>> begin

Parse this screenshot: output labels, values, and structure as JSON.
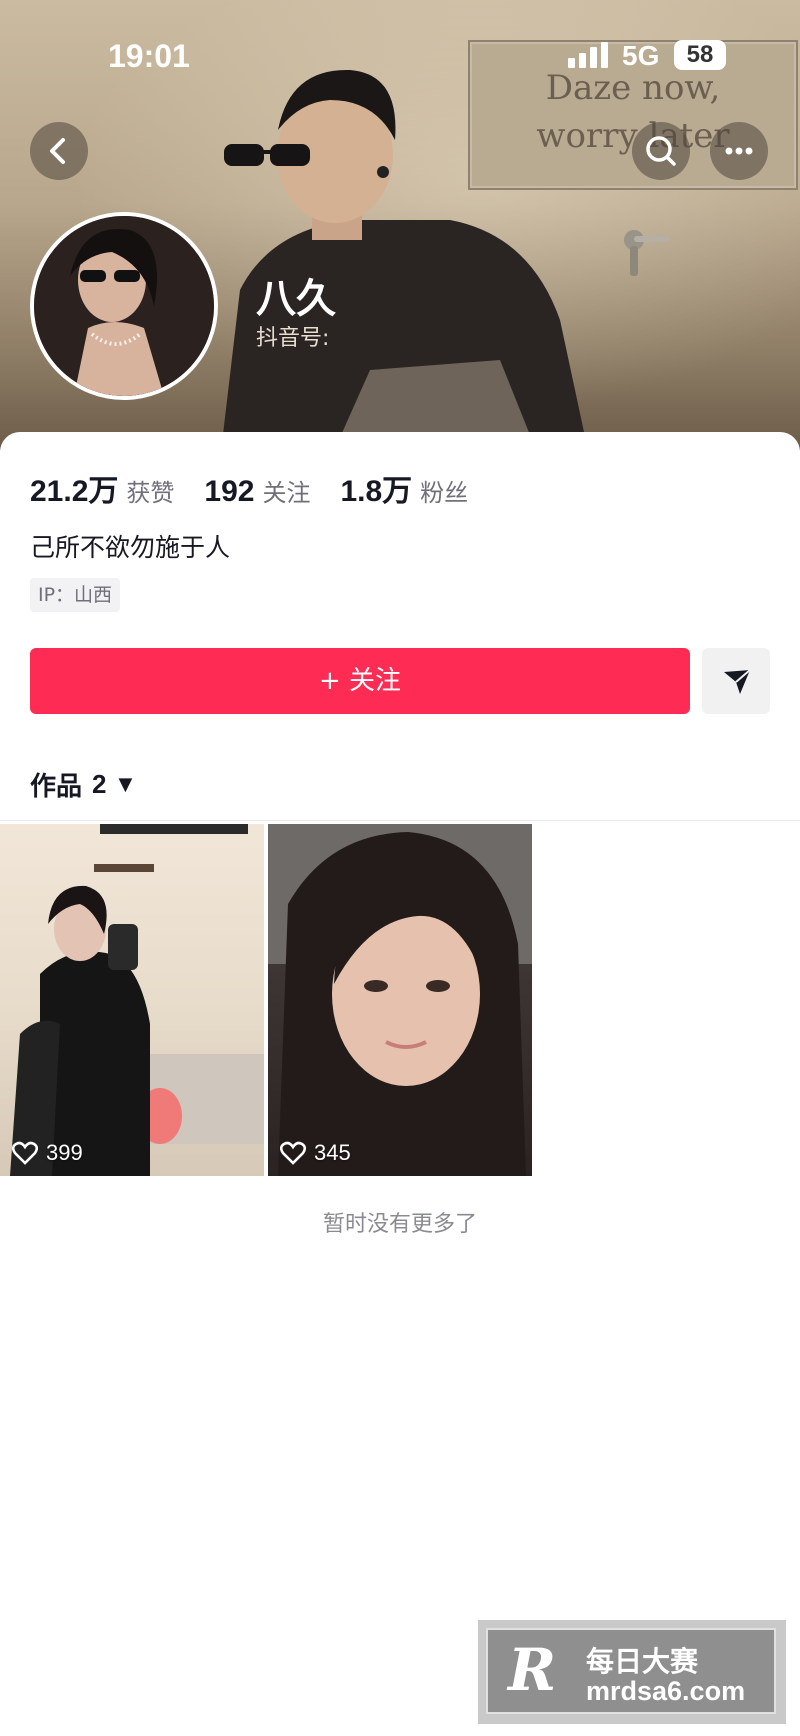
{
  "status_bar": {
    "time": "19:01",
    "network": "5G",
    "battery": "58"
  },
  "cover": {
    "sign_line1": "Daze now,",
    "sign_line2": "worry later"
  },
  "profile": {
    "name": "八久",
    "douyin_id_label": "抖音号:",
    "stats": [
      {
        "value": "21.2万",
        "label": "获赞"
      },
      {
        "value": "192",
        "label": "关注"
      },
      {
        "value": "1.8万",
        "label": "粉丝"
      }
    ],
    "bio": "己所不欲勿施于人",
    "ip": "IP：山西"
  },
  "actions": {
    "follow_label": "+ 关注"
  },
  "works": {
    "tab_label": "作品",
    "count": "2",
    "dropdown_glyph": "▼"
  },
  "videos": [
    {
      "likes": "399"
    },
    {
      "likes": "345"
    }
  ],
  "footer_text": "暂时没有更多了",
  "watermark": {
    "logo": "R",
    "title": "每日大赛",
    "url": "mrdsa6.com"
  },
  "colors": {
    "accent": "#fe2c55",
    "text": "#161823",
    "secondary": "#6f7079"
  }
}
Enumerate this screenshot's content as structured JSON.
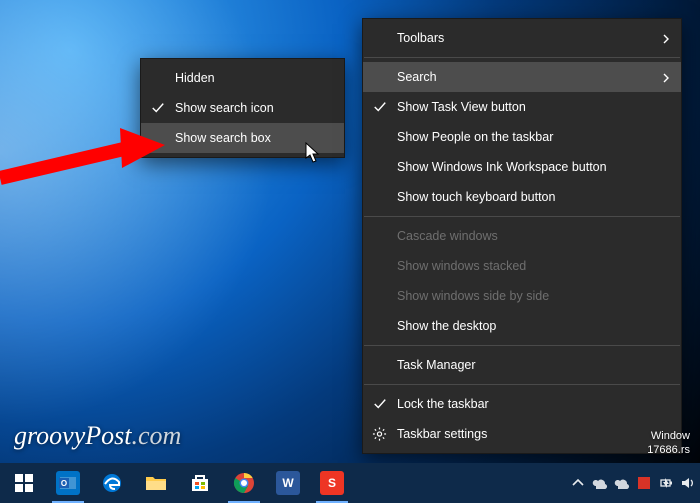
{
  "mainMenu": {
    "toolbars": "Toolbars",
    "search": "Search",
    "showTaskView": "Show Task View button",
    "showPeople": "Show People on the taskbar",
    "showInk": "Show Windows Ink Workspace button",
    "showTouchKb": "Show touch keyboard button",
    "cascade": "Cascade windows",
    "stacked": "Show windows stacked",
    "sideBySide": "Show windows side by side",
    "showDesktop": "Show the desktop",
    "taskManager": "Task Manager",
    "lockTaskbar": "Lock the taskbar",
    "taskbarSettings": "Taskbar settings"
  },
  "subMenu": {
    "hidden": "Hidden",
    "showIcon": "Show search icon",
    "showBox": "Show search box"
  },
  "watermark": {
    "g": "groovy",
    "p": "Post",
    "dot": ".com"
  },
  "winver": {
    "l1": "Window",
    "l2": "17686.rs"
  },
  "taskbarIcons": {
    "start": "start",
    "outlook": "outlook",
    "edge": "edge",
    "explorer": "explorer",
    "store": "store",
    "chrome": "chrome",
    "word": "word",
    "snagit": "snagit"
  }
}
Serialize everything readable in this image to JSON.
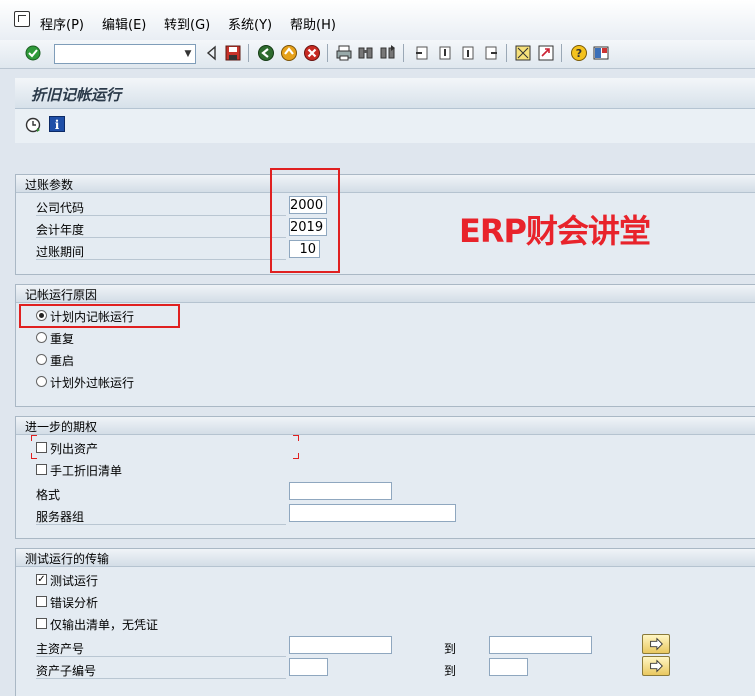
{
  "menu": {
    "items": [
      "程序(P)",
      "编辑(E)",
      "转到(G)",
      "系统(Y)",
      "帮助(H)"
    ]
  },
  "toolbar": {
    "command_field": "",
    "icons": [
      "enter-icon",
      "back-arrow-icon",
      "save-icon",
      "back-icon",
      "exit-icon",
      "cancel-icon",
      "print-icon",
      "find-icon",
      "find-next-icon",
      "first-page-icon",
      "previous-page-icon",
      "next-page-icon",
      "last-page-icon",
      "create-session-icon",
      "shortcut-icon",
      "help-icon",
      "customize-layout-icon"
    ]
  },
  "page": {
    "title": "折旧记帐运行",
    "app_icons": [
      "execute-icon",
      "info-icon"
    ]
  },
  "posting_params": {
    "title": "过账参数",
    "company_code_label": "公司代码",
    "company_code": "2000",
    "fiscal_year_label": "会计年度",
    "fiscal_year": "2019",
    "period_label": "过账期间",
    "period": "10"
  },
  "watermark": "ERP财会讲堂",
  "reason": {
    "title": "记帐运行原因",
    "options": [
      "计划内记帐运行",
      "重复",
      "重启",
      "计划外过帐运行"
    ],
    "selected": 0
  },
  "further": {
    "title": "进一步的期权",
    "list_assets": "列出资产",
    "manual_dep_list": "手工折旧清单",
    "format_label": "格式",
    "format_value": "",
    "server_group_label": "服务器组",
    "server_group_value": ""
  },
  "test": {
    "title": "测试运行的传输",
    "test_run": "测试运行",
    "test_run_checked": true,
    "error_analysis": "错误分析",
    "list_only": "仅输出清单，无凭证",
    "main_asset_label": "主资产号",
    "main_asset_from": "",
    "to_label": "到",
    "main_asset_to": "",
    "sub_asset_label": "资产子编号",
    "sub_asset_from": "",
    "sub_asset_to": ""
  },
  "colors": {
    "accent_red": "#e8232b",
    "background": "#dfe6ee"
  }
}
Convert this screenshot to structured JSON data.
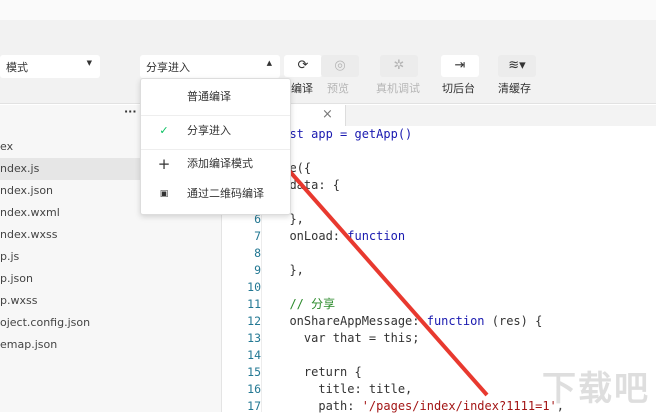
{
  "toolbar": {
    "mode_select": "模式",
    "compile_select": "分享进入",
    "buttons": [
      {
        "label": "编译",
        "icon": "refresh-icon",
        "enabled": true
      },
      {
        "label": "预览",
        "icon": "eye-icon",
        "enabled": false
      },
      {
        "label": "真机调试",
        "icon": "bug-icon",
        "enabled": false
      },
      {
        "label": "切后台",
        "icon": "switch-background-icon",
        "enabled": true
      },
      {
        "label": "清缓存",
        "icon": "layers-icon",
        "enabled": true
      }
    ]
  },
  "dropdown": {
    "items": [
      {
        "label": "普通编译",
        "icon": ""
      },
      {
        "label": "分享进入",
        "icon": "✓",
        "checked": true
      },
      {
        "label": "添加编译模式",
        "icon": "+"
      },
      {
        "label": "通过二维码编译",
        "icon": "qr"
      }
    ]
  },
  "sidebar": {
    "more": "···",
    "files": [
      "ex",
      "ndex.js",
      "ndex.json",
      "ndex.wxml",
      "ndex.wxss",
      "p.js",
      "p.json",
      "p.wxss",
      "oject.config.json",
      "emap.json"
    ]
  },
  "editor": {
    "close": "×",
    "line_numbers": [
      "6",
      "7",
      "8",
      "9",
      "10",
      "11",
      "12",
      "13",
      "14",
      "15",
      "16",
      "17"
    ],
    "lines": [
      {
        "html": "onst app = getApp()"
      },
      {
        "t": ""
      },
      {
        "t": "age({"
      },
      {
        "t": "  data: {"
      },
      {
        "t": ""
      },
      {
        "t": "  },"
      },
      {
        "a": "  onLoad: ",
        "k": "function",
        " b": ""
      },
      {
        "t": ""
      },
      {
        "t": "  },"
      },
      {
        "t": ""
      },
      {
        "c": "  // 分享"
      },
      {
        "a": "  onShareAppMessage: ",
        "k": "function",
        "b": " (res) {"
      },
      {
        "t": "    var that = this;"
      },
      {
        "t": ""
      },
      {
        "t": "    return {"
      },
      {
        "t": "      title: title,"
      },
      {
        "a": "      path: ",
        "s": "'/pages/index/index?1111=1'",
        "b": ","
      }
    ]
  },
  "watermark": "下载吧",
  "colors": {
    "accent": "#07c160",
    "arrow": "#e8392f"
  }
}
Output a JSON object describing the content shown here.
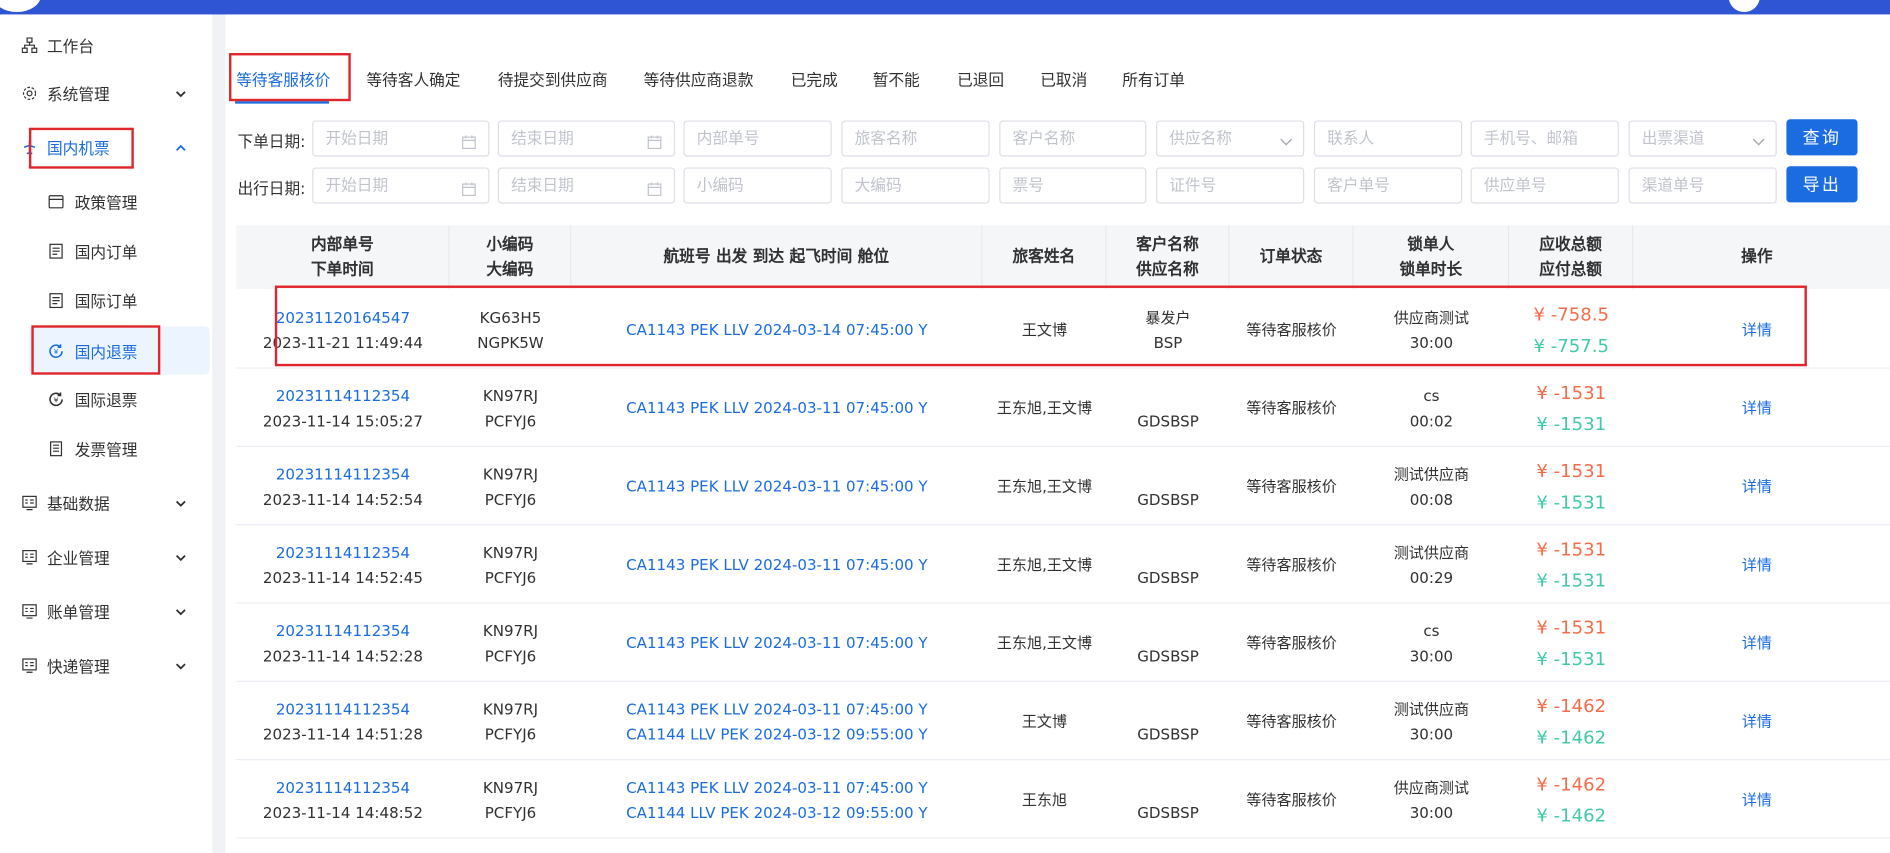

>> end

Take the listing and print it again exactly, but without any pictures.

→ **Result for this exercise**
Parse this screenshot: output labels, values, and structure as JSON.
{
  "status_bar": {
    "time": "19:01",
    "network": "5G",
    "battery": "58"
  },
  "cover": {
    "sign_line1": "Daze now,",
    "sign_line2": "worry later"
  },
  "profile": {
    "name": "八久",
    "douyin_id_label": "抖音号:",
    "stats": [
      {
        "value": "21.2万",
        "label": "获赞"
      },
      {
        "value": "192",
        "label": "关注"
      },
      {
        "value": "1.8万",
        "label": "粉丝"
      }
    ],
    "bio": "己所不欲勿施于人",
    "ip": "IP：山西"
  },
  "actions": {
    "follow_label": "+ 关注"
  },
  "works": {
    "tab_label": "作品",
    "count": "2",
    "dropdown_glyph": "▼"
  },
  "videos": [
    {
      "likes": "399"
    },
    {
      "likes": "345"
    }
  ],
  "footer_text": "暂时没有更多了",
  "watermark": {
    "logo": "R",
    "title": "每日大赛",
    "url": "mrdsa6.com"
  },
  "colors": {
    "accent": "#fe2c55",
    "text": "#161823",
    "secondary": "#6f7079"
  }
}
Enumerate this screenshot's content as structured JSON.
{
  "mainMenu": {
    "toolbars": "Toolbars",
    "search": "Search",
    "showTaskView": "Show Task View button",
    "showPeople": "Show People on the taskbar",
    "showInk": "Show Windows Ink Workspace button",
    "showTouchKb": "Show touch keyboard button",
    "cascade": "Cascade windows",
    "stacked": "Show windows stacked",
    "sideBySide": "Show windows side by side",
    "showDesktop": "Show the desktop",
    "taskManager": "Task Manager",
    "lockTaskbar": "Lock the taskbar",
    "taskbarSettings": "Taskbar settings"
  },
  "subMenu": {
    "hidden": "Hidden",
    "showIcon": "Show search icon",
    "showBox": "Show search box"
  },
  "watermark": {
    "g": "groovy",
    "p": "Post",
    "dot": ".com"
  },
  "winver": {
    "l1": "Window",
    "l2": "17686.rs"
  },
  "taskbarIcons": {
    "start": "start",
    "outlook": "outlook",
    "edge": "edge",
    "explorer": "explorer",
    "store": "store",
    "chrome": "chrome",
    "word": "word",
    "snagit": "snagit"
  }
}
Serialize everything readable in this image to JSON.
{
  "menu": {
    "items": [
      "程序(P)",
      "编辑(E)",
      "转到(G)",
      "系统(Y)",
      "帮助(H)"
    ]
  },
  "toolbar": {
    "command_field": "",
    "icons": [
      "enter-icon",
      "back-arrow-icon",
      "save-icon",
      "back-icon",
      "exit-icon",
      "cancel-icon",
      "print-icon",
      "find-icon",
      "find-next-icon",
      "first-page-icon",
      "previous-page-icon",
      "next-page-icon",
      "last-page-icon",
      "create-session-icon",
      "shortcut-icon",
      "help-icon",
      "customize-layout-icon"
    ]
  },
  "page": {
    "title": "折旧记帐运行",
    "app_icons": [
      "execute-icon",
      "info-icon"
    ]
  },
  "posting_params": {
    "title": "过账参数",
    "company_code_label": "公司代码",
    "company_code": "2000",
    "fiscal_year_label": "会计年度",
    "fiscal_year": "2019",
    "period_label": "过账期间",
    "period": "10"
  },
  "watermark": "ERP财会讲堂",
  "reason": {
    "title": "记帐运行原因",
    "options": [
      "计划内记帐运行",
      "重复",
      "重启",
      "计划外过帐运行"
    ],
    "selected": 0
  },
  "further": {
    "title": "进一步的期权",
    "list_assets": "列出资产",
    "manual_dep_list": "手工折旧清单",
    "format_label": "格式",
    "format_value": "",
    "server_group_label": "服务器组",
    "server_group_value": ""
  },
  "test": {
    "title": "测试运行的传输",
    "test_run": "测试运行",
    "test_run_checked": true,
    "error_analysis": "错误分析",
    "list_only": "仅输出清单，无凭证",
    "main_asset_label": "主资产号",
    "main_asset_from": "",
    "to_label": "到",
    "main_asset_to": "",
    "sub_asset_label": "资产子编号",
    "sub_asset_from": "",
    "sub_asset_to": ""
  },
  "colors": {
    "accent_red": "#e8232b",
    "background": "#dfe6ee"
  }
}
Convert this screenshot to structured JSON data.
{
  "toolbar": {
    "mode_select": "模式",
    "compile_select": "分享进入",
    "buttons": [
      {
        "label": "编译",
        "icon": "refresh-icon",
        "enabled": true
      },
      {
        "label": "预览",
        "icon": "eye-icon",
        "enabled": false
      },
      {
        "label": "真机调试",
        "icon": "bug-icon",
        "enabled": false
      },
      {
        "label": "切后台",
        "icon": "switch-background-icon",
        "enabled": true
      },
      {
        "label": "清缓存",
        "icon": "layers-icon",
        "enabled": true
      }
    ]
  },
  "dropdown": {
    "items": [
      {
        "label": "普通编译",
        "icon": ""
      },
      {
        "label": "分享进入",
        "icon": "✓",
        "checked": true
      },
      {
        "label": "添加编译模式",
        "icon": "+"
      },
      {
        "label": "通过二维码编译",
        "icon": "qr"
      }
    ]
  },
  "sidebar": {
    "more": "···",
    "files": [
      "ex",
      "ndex.js",
      "ndex.json",
      "ndex.wxml",
      "ndex.wxss",
      "p.js",
      "p.json",
      "p.wxss",
      "oject.config.json",
      "emap.json"
    ]
  },
  "editor": {
    "close": "×",
    "line_numbers": [
      "6",
      "7",
      "8",
      "9",
      "10",
      "11",
      "12",
      "13",
      "14",
      "15",
      "16",
      "17"
    ],
    "lines": [
      {
        "html": "onst app = getApp()"
      },
      {
        "t": ""
      },
      {
        "t": "age({"
      },
      {
        "t": "  data: {"
      },
      {
        "t": ""
      },
      {
        "t": "  },"
      },
      {
        "a": "  onLoad: ",
        "k": "function",
        " b": ""
      },
      {
        "t": ""
      },
      {
        "t": "  },"
      },
      {
        "t": ""
      },
      {
        "c": "  // 分享"
      },
      {
        "a": "  onShareAppMessage: ",
        "k": "function",
        "b": " (res) {"
      },
      {
        "t": "    var that = this;"
      },
      {
        "t": ""
      },
      {
        "t": "    return {"
      },
      {
        "t": "      title: title,"
      },
      {
        "a": "      path: ",
        "s": "'/pages/index/index?1111=1'",
        "b": ","
      }
    ]
  },
  "watermark": "下载吧",
  "colors": {
    "accent": "#07c160",
    "arrow": "#e8392f"
  }
}
Output a JSON object describing the content shown here.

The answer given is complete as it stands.